Instructions for the task
Copy each line that contains the string "ವಲಯಗಳನ".

Provided data
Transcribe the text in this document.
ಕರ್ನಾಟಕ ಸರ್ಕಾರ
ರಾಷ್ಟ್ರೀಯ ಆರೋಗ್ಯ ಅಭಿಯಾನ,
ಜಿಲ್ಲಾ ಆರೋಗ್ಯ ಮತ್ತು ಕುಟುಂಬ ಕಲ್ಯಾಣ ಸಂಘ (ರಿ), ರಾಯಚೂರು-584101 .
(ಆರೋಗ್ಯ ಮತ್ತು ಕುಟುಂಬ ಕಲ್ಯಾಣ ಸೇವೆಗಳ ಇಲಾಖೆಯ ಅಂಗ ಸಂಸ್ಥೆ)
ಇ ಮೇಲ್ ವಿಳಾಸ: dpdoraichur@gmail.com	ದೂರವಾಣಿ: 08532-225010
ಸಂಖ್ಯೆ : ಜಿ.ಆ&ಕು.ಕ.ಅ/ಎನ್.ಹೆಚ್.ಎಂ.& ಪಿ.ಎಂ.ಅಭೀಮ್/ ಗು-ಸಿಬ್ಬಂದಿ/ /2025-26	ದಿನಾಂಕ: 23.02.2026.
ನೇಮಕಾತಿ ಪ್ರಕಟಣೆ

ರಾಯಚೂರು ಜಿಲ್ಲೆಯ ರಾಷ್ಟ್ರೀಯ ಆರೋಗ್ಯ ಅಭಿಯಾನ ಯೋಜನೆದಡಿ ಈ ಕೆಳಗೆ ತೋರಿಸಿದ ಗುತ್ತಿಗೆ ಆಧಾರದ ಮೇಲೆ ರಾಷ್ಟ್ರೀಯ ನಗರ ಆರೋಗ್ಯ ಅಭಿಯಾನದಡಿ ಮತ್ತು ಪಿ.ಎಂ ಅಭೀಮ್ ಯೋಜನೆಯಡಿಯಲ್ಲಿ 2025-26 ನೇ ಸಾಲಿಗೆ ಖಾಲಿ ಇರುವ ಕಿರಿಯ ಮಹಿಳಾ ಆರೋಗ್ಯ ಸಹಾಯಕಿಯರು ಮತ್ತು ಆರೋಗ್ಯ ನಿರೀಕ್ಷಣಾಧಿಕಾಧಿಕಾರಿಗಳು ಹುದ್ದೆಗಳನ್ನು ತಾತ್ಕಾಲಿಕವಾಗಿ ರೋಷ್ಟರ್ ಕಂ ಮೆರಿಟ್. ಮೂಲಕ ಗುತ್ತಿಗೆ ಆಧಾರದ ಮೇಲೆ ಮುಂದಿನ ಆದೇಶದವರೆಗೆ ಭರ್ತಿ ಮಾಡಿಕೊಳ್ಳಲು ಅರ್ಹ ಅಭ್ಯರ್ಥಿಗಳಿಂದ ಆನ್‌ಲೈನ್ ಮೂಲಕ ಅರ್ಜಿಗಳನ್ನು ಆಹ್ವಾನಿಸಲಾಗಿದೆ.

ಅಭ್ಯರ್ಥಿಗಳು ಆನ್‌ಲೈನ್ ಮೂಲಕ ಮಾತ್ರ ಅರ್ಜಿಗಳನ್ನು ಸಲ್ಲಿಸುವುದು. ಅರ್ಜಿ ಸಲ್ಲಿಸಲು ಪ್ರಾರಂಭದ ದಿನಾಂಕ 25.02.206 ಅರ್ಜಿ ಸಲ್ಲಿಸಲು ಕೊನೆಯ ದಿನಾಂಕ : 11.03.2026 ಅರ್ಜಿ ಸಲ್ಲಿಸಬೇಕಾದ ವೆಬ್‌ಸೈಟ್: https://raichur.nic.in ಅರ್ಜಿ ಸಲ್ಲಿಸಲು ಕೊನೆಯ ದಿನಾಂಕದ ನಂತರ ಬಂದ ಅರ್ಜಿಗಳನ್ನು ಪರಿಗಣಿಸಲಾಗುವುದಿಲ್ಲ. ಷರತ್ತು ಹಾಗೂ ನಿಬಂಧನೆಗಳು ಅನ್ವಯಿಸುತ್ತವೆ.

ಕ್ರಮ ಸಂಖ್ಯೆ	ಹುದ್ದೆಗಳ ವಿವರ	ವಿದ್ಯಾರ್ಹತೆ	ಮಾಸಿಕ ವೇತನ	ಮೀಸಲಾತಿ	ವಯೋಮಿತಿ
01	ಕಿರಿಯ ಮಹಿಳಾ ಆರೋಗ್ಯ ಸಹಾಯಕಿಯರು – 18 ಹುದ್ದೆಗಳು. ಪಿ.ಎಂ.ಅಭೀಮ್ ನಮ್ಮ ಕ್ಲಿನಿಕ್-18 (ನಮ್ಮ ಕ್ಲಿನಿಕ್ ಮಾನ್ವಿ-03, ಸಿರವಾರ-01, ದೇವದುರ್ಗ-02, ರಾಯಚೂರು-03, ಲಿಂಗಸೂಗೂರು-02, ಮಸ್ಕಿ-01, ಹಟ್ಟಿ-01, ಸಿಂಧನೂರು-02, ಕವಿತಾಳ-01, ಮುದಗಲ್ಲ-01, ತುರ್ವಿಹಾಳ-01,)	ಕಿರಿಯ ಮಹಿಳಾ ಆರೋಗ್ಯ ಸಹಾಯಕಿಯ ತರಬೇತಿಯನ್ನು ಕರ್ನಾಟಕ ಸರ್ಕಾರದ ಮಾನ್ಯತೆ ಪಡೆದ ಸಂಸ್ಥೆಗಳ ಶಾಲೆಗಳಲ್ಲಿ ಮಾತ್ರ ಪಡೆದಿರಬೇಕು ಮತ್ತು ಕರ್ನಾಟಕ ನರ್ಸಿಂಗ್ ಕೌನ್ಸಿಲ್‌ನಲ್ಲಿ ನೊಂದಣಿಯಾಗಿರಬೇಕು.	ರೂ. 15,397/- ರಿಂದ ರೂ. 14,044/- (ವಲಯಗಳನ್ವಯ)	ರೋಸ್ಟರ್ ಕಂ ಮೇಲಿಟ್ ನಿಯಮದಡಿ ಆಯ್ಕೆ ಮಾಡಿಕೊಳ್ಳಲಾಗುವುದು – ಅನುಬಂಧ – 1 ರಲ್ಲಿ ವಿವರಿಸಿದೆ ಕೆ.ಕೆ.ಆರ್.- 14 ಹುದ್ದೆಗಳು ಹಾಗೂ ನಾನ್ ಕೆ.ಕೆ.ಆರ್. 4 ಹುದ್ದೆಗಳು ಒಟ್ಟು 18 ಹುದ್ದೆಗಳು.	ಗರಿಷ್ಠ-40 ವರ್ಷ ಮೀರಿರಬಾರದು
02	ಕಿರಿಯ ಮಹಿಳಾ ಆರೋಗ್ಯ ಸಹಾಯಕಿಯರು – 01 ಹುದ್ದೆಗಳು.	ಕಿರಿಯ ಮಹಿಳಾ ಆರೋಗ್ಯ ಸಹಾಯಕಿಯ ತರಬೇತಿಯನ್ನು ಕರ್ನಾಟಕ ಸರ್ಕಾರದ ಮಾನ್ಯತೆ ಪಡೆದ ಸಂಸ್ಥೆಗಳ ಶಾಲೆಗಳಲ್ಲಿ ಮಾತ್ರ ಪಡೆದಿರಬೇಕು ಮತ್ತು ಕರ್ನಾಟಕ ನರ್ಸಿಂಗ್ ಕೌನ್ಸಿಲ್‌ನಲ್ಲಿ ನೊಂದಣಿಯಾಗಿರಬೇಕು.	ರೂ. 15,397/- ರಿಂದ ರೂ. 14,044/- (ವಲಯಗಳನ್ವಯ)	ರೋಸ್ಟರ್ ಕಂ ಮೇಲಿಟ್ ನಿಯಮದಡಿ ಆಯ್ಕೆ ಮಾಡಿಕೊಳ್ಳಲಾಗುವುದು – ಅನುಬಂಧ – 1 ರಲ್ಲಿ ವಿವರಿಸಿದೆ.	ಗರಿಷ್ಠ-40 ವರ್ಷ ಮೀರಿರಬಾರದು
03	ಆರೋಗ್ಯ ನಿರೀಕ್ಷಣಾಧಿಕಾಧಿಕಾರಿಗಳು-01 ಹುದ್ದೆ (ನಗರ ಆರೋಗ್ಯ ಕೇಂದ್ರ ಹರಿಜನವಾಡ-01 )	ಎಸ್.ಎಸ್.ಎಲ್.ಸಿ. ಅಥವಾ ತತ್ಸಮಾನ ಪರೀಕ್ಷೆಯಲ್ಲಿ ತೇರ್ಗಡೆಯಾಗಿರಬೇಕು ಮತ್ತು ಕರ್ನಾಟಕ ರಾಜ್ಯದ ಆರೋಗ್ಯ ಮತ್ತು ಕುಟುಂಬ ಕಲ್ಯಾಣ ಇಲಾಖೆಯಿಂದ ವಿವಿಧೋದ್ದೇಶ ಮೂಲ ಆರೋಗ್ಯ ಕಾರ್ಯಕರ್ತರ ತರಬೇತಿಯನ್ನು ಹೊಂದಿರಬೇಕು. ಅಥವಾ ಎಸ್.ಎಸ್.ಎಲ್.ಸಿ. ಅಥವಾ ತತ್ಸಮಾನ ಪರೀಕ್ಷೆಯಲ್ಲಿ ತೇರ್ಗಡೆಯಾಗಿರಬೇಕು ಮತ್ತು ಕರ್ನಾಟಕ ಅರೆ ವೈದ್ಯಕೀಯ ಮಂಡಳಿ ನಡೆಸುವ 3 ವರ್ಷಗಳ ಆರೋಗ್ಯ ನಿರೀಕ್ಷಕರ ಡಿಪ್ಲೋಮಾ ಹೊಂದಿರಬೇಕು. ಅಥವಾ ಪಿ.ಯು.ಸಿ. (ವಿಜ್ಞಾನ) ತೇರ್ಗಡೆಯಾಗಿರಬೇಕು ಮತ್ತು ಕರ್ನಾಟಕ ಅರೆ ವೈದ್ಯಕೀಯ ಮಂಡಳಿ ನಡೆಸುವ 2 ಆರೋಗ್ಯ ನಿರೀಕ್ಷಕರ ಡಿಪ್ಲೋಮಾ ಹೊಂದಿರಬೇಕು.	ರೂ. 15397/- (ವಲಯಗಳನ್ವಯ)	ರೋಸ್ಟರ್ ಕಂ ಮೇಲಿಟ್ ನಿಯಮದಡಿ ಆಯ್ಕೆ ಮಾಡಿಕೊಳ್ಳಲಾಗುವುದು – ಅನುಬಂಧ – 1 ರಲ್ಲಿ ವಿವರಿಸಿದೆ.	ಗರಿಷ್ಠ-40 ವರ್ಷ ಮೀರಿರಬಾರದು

Written response
01	ಕಿರಿಯ ಮಹಿಳಾ ಆರೋಗ್ಯ ಸಹಾಯಕಿಯರು – 18 ಹುದ್ದೆಗಳು. ಪಿ.ಎಂ.ಅಭೀಮ್ ನಮ್ಮ ಕ್ಲಿನಿಕ್-18 (ನಮ್ಮ ಕ್ಲಿನಿಕ್ ಮಾನ್ವಿ-03, ಸಿರವಾರ-01, ದೇವದುರ್ಗ-02, ರಾಯಚೂರು-03, ಲಿಂಗಸೂಗೂರು-02, ಮಸ್ಕಿ-01, ಹಟ್ಟಿ-01, ಸಿಂಧನೂರು-02, ಕವಿತಾಳ-01, ಮುದಗಲ್ಲ-01, ತುರ್ವಿಹಾಳ-01,)	ಕಿರಿಯ ಮಹಿಳಾ ಆರೋಗ್ಯ ಸಹಾಯಕಿಯ ತರಬೇತಿಯನ್ನು ಕರ್ನಾಟಕ ಸರ್ಕಾರದ ಮಾನ್ಯತೆ ಪಡೆದ ಸಂಸ್ಥೆಗಳ ಶಾಲೆಗಳಲ್ಲಿ ಮಾತ್ರ ಪಡೆದಿರಬೇಕು ಮತ್ತು ಕರ್ನಾಟಕ ನರ್ಸಿಂಗ್ ಕೌನ್ಸಿಲ್‌ನಲ್ಲಿ ನೊಂದಣಿಯಾಗಿರಬೇಕು.	ರೂ. 15,397/- ರಿಂದ ರೂ. 14,044/- (ವಲಯಗಳನ್ವಯ)	ರೋಸ್ಟರ್ ಕಂ ಮೇಲಿಟ್ ನಿಯಮದಡಿ ಆಯ್ಕೆ ಮಾಡಿಕೊಳ್ಳಲಾಗುವುದು – ಅನುಬಂಧ – 1 ರಲ್ಲಿ ವಿವರಿಸಿದೆ ಕೆ.ಕೆ.ಆರ್.- 14 ಹುದ್ದೆಗಳು ಹಾಗೂ ನಾನ್ ಕೆ.ಕೆ.ಆರ್. 4 ಹುದ್ದೆಗಳು ಒಟ್ಟು 18 ಹುದ್ದೆಗಳು.	ಗರಿಷ್ಠ-40 ವರ್ಷ ಮೀರಿರಬಾರದು
02	ಕಿರಿಯ ಮಹಿಳಾ ಆರೋಗ್ಯ ಸಹಾಯಕಿಯರು – 01 ಹುದ್ದೆಗಳು.	ಕಿರಿಯ ಮಹಿಳಾ ಆರೋಗ್ಯ ಸಹಾಯಕಿಯ ತರಬೇತಿಯನ್ನು ಕರ್ನಾಟಕ ಸರ್ಕಾರದ ಮಾನ್ಯತೆ ಪಡೆದ ಸಂಸ್ಥೆಗಳ ಶಾಲೆಗಳಲ್ಲಿ ಮಾತ್ರ ಪಡೆದಿರಬೇಕು ಮತ್ತು ಕರ್ನಾಟಕ ನರ್ಸಿಂಗ್ ಕೌನ್ಸಿಲ್‌ನಲ್ಲಿ ನೊಂದಣಿಯಾಗಿರಬೇಕು.	ರೂ. 15,397/- ರಿಂದ ರೂ. 14,044/- (ವಲಯಗಳನ್ವಯ)	ರೋಸ್ಟರ್ ಕಂ ಮೇಲಿಟ್ ನಿಯಮದಡಿ ಆಯ್ಕೆ ಮಾಡಿಕೊಳ್ಳಲಾಗುವುದು – ಅನುಬಂಧ – 1 ರಲ್ಲಿ ವಿವರಿಸಿದೆ.	ಗರಿಷ್ಠ-40 ವರ್ಷ ಮೀರಿರಬಾರದು
03	ಆರೋಗ್ಯ ನಿರೀಕ್ಷಣಾಧಿಕಾಧಿಕಾರಿಗಳು-01 ಹುದ್ದೆ (ನಗರ ಆರೋಗ್ಯ ಕೇಂದ್ರ ಹರಿಜನವಾಡ-01 )	ಎಸ್.ಎಸ್.ಎಲ್.ಸಿ. ಅಥವಾ ತತ್ಸಮಾನ ಪರೀಕ್ಷೆಯಲ್ಲಿ ತೇರ್ಗಡೆಯಾಗಿರಬೇಕು ಮತ್ತು ಕರ್ನಾಟಕ ರಾಜ್ಯದ ಆರೋಗ್ಯ ಮತ್ತು ಕುಟುಂಬ ಕಲ್ಯಾಣ ಇಲಾಖೆಯಿಂದ ವಿವಿಧೋದ್ದೇಶ ಮೂಲ ಆರೋಗ್ಯ ಕಾರ್ಯಕರ್ತರ ತರಬೇತಿಯನ್ನು ಹೊಂದಿರಬೇಕು. ಅಥವಾ ಎಸ್.ಎಸ್.ಎಲ್.ಸಿ. ಅಥವಾ ತತ್ಸಮಾನ ಪರೀಕ್ಷೆಯಲ್ಲಿ ತೇರ್ಗಡೆಯಾಗಿರಬೇಕು ಮತ್ತು ಕರ್ನಾಟಕ ಅರೆ ವೈದ್ಯಕೀಯ ಮಂಡಳಿ ನಡೆಸುವ 3 ವರ್ಷಗಳ ಆರೋಗ್ಯ ನಿರೀಕ್ಷಕರ ಡಿಪ್ಲೋಮಾ ಹೊಂದಿರಬೇಕು. ಅಥವಾ ಪಿ.ಯು.ಸಿ. (ವಿಜ್ಞಾನ) ತೇರ್ಗಡೆಯಾಗಿರಬೇಕು ಮತ್ತು ಕರ್ನಾಟಕ ಅರೆ ವೈದ್ಯಕೀಯ ಮಂಡಳಿ ನಡೆಸುವ 2 ಆರೋಗ್ಯ ನಿರೀಕ್ಷಕರ ಡಿಪ್ಲೋಮಾ ಹೊಂದಿರಬೇಕು.	ರೂ. 15397/- (ವಲಯಗಳನ್ವಯ)	ರೋಸ್ಟರ್ ಕಂ ಮೇಲಿಟ್ ನಿಯಮದಡಿ ಆಯ್ಕೆ ಮಾಡಿಕೊಳ್ಳಲಾಗುವುದು – ಅನುಬಂಧ – 1 ರಲ್ಲಿ ವಿವರಿಸಿದೆ.	ಗರಿಷ್ಠ-40 ವರ್ಷ ಮೀರಿರಬಾರದು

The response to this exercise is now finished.